## Required work
Filter the entries below, keeping only lines with the word "णनफल".
───── Given data
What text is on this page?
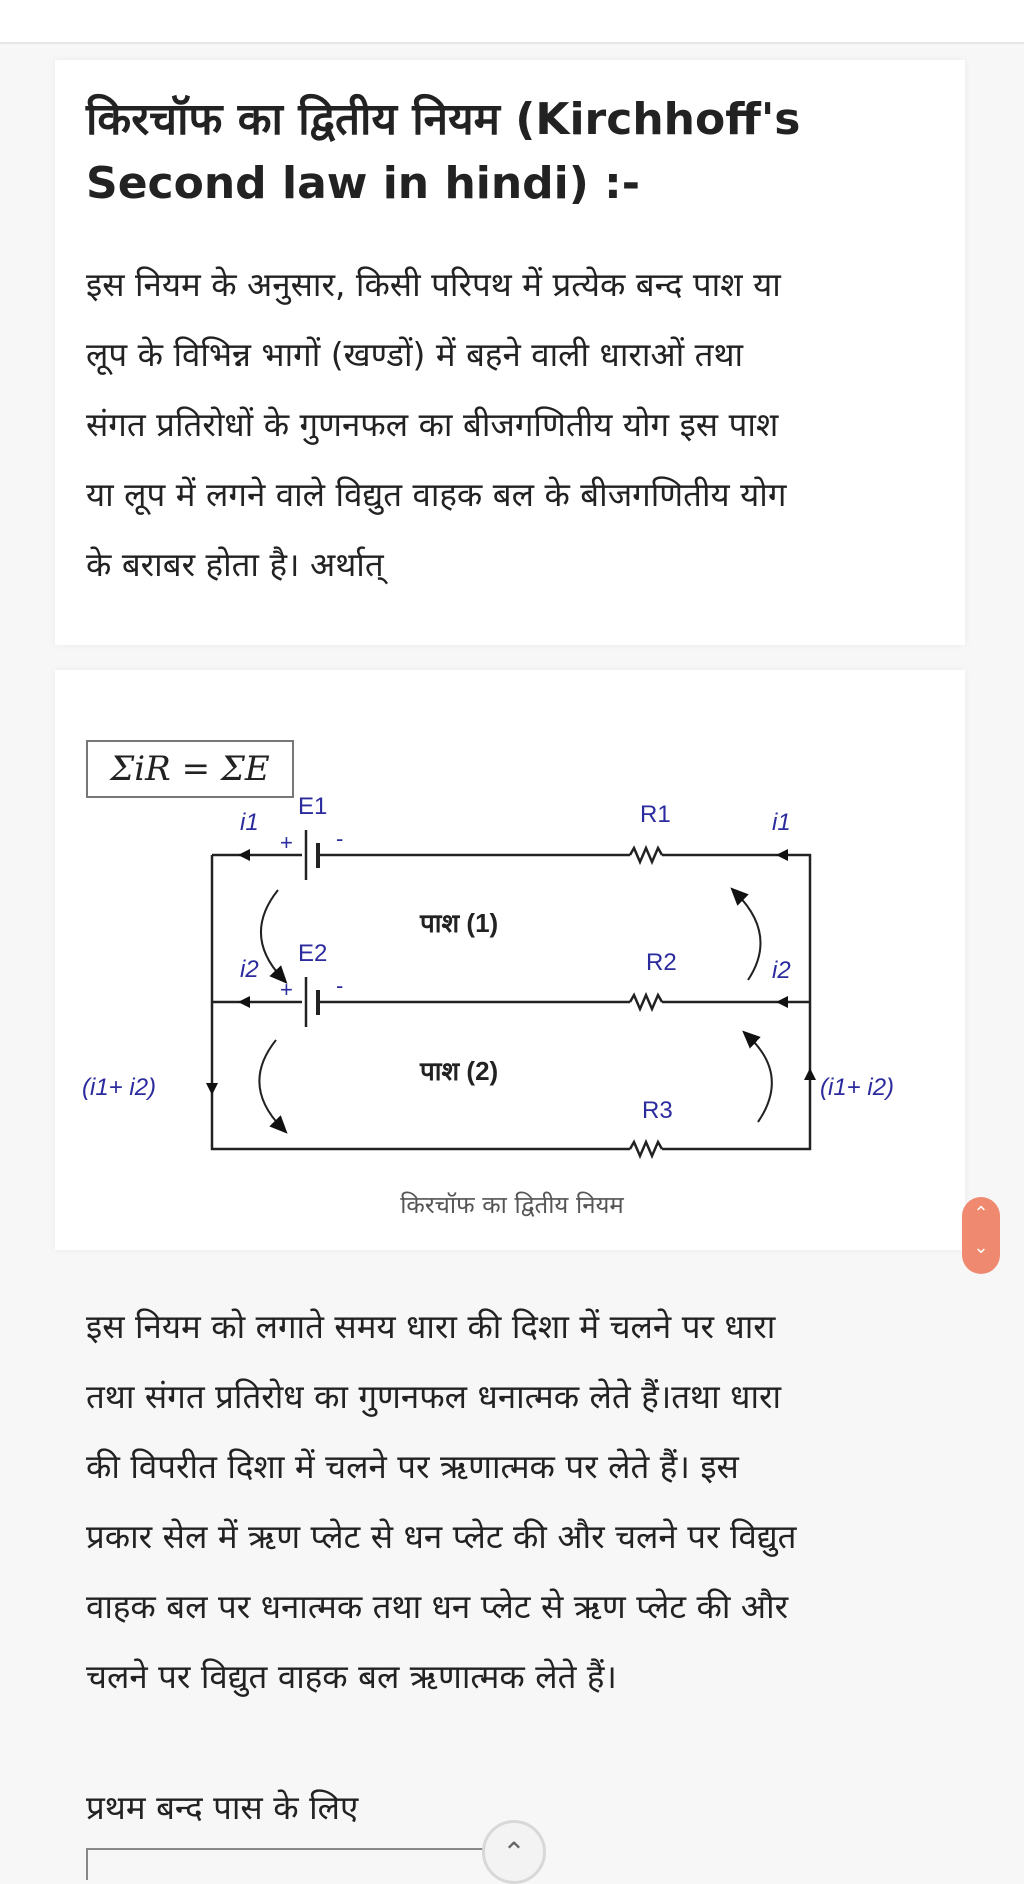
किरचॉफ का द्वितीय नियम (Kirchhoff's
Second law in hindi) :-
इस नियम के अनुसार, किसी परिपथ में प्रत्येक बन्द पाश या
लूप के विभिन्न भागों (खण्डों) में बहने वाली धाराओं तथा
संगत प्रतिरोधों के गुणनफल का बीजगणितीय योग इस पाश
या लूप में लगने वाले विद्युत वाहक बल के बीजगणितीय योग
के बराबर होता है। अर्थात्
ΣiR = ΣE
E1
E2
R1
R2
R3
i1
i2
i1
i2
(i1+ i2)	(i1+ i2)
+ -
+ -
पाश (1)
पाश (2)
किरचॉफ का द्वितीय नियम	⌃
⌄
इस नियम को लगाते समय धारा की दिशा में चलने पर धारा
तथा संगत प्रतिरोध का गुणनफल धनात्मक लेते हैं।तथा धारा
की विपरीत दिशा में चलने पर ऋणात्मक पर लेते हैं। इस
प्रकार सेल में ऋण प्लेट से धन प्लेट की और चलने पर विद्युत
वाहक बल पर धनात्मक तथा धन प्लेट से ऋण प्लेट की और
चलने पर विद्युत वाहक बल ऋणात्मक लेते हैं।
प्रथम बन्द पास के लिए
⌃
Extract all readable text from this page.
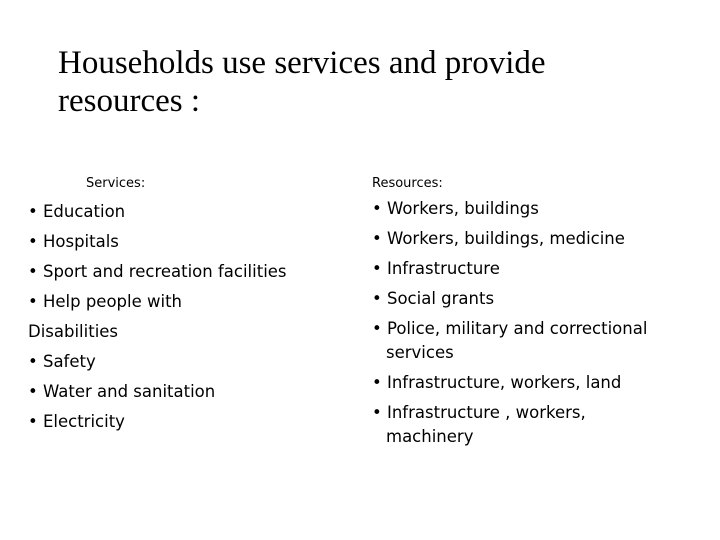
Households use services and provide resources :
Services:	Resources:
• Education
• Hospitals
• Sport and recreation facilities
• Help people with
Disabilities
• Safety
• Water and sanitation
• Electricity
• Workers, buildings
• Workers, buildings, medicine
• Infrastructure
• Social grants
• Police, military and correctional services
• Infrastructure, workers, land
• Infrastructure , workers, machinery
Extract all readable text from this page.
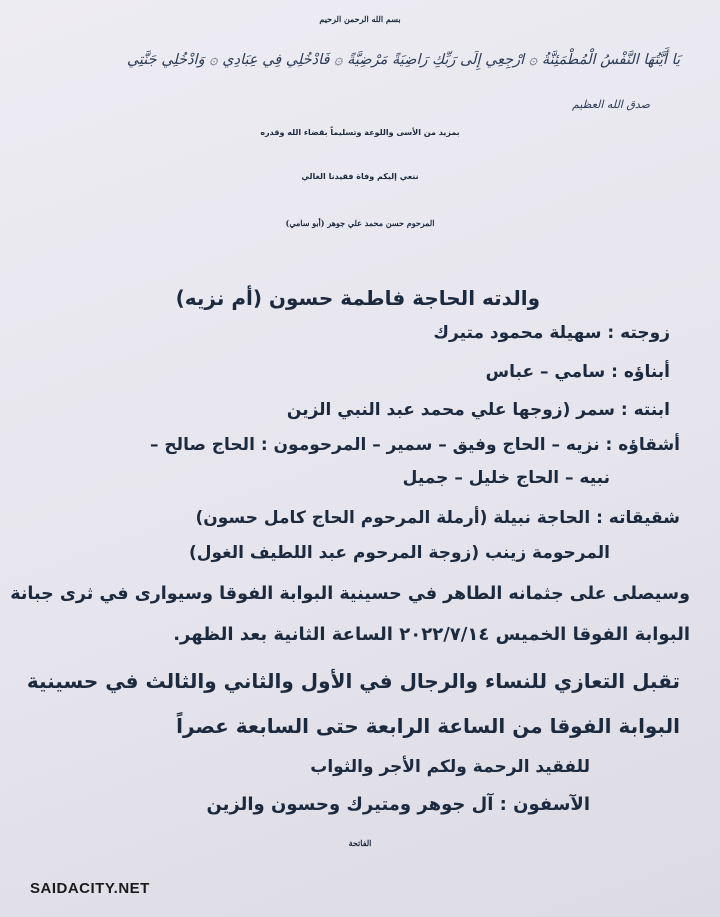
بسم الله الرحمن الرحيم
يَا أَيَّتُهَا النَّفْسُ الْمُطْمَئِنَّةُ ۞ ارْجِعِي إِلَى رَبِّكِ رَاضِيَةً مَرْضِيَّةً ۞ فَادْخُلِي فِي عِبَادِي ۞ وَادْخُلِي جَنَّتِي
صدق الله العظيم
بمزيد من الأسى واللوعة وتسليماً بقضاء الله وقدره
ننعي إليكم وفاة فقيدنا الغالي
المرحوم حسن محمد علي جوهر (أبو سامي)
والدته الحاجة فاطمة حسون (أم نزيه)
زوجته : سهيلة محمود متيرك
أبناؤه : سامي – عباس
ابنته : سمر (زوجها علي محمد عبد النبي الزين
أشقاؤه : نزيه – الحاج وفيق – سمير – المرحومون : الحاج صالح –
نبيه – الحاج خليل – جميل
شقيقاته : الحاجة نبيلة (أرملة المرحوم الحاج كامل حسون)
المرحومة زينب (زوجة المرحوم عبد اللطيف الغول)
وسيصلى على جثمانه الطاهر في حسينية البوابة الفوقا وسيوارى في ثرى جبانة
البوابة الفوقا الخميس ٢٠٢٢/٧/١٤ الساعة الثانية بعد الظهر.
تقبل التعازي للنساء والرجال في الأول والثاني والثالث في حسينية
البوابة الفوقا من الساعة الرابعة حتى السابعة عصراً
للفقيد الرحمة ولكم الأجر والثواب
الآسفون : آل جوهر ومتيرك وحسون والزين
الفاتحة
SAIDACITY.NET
──────────
───── Given data
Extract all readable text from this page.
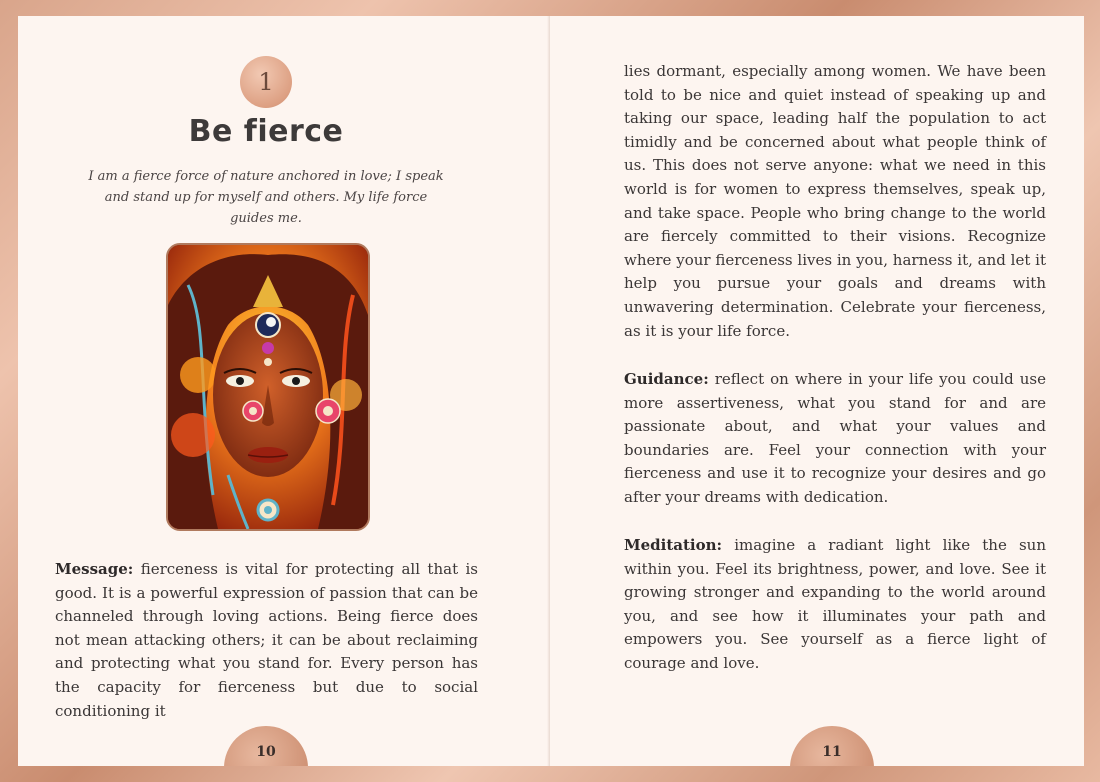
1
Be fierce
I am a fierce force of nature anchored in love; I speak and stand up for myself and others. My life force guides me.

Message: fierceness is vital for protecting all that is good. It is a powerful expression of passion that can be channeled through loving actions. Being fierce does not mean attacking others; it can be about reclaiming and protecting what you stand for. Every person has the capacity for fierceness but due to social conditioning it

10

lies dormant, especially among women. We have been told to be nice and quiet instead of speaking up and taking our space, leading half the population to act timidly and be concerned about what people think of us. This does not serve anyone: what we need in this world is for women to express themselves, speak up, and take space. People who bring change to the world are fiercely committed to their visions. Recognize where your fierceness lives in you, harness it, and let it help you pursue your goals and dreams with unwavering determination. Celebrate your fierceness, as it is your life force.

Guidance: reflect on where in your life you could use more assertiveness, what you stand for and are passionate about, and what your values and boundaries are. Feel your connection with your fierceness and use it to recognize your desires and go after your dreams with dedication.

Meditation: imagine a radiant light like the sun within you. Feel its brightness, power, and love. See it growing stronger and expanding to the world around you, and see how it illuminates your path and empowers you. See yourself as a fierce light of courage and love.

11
──────────
───── Given data
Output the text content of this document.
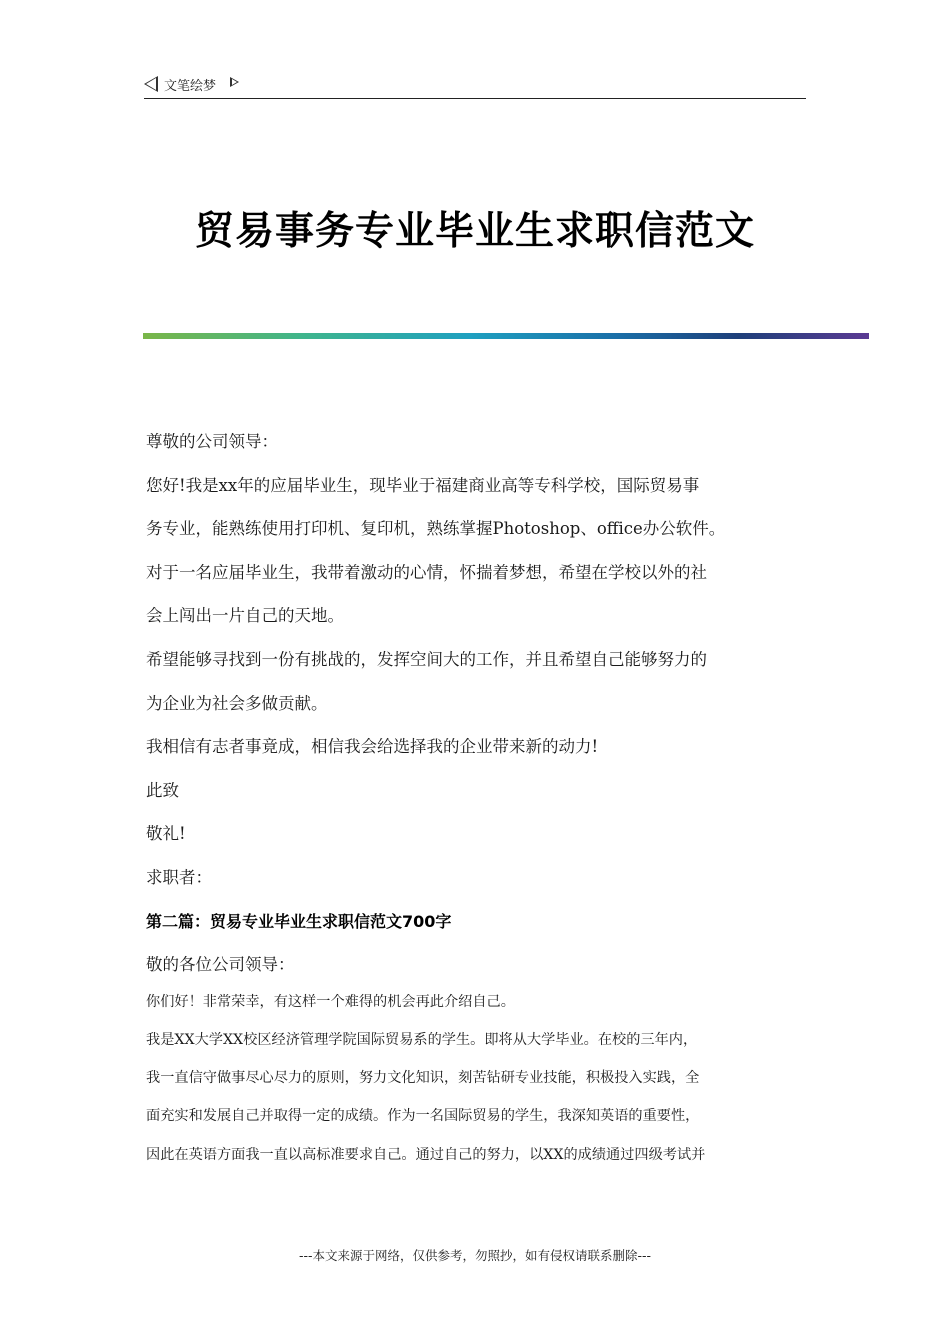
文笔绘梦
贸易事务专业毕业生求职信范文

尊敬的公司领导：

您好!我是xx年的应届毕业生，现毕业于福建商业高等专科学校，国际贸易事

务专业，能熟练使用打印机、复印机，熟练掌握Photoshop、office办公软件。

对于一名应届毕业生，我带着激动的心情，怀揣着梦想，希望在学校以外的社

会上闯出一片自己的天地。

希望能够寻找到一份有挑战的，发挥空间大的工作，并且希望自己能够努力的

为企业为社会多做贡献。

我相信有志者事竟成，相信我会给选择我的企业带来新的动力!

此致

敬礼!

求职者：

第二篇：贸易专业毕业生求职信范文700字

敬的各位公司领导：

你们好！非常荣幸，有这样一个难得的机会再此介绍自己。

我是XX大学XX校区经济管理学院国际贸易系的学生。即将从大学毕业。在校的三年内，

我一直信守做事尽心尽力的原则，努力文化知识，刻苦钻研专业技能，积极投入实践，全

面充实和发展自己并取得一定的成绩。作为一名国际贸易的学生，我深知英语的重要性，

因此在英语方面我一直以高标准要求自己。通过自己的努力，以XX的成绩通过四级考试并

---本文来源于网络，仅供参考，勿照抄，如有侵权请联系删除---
──────────
## Task result
संगत प्रतिरोधों के गुणनफल का बीजगणितीय योग इस पाश
तथा संगत प्रतिरोध का गुणनफल धनात्मक लेते हैं।तथा धारा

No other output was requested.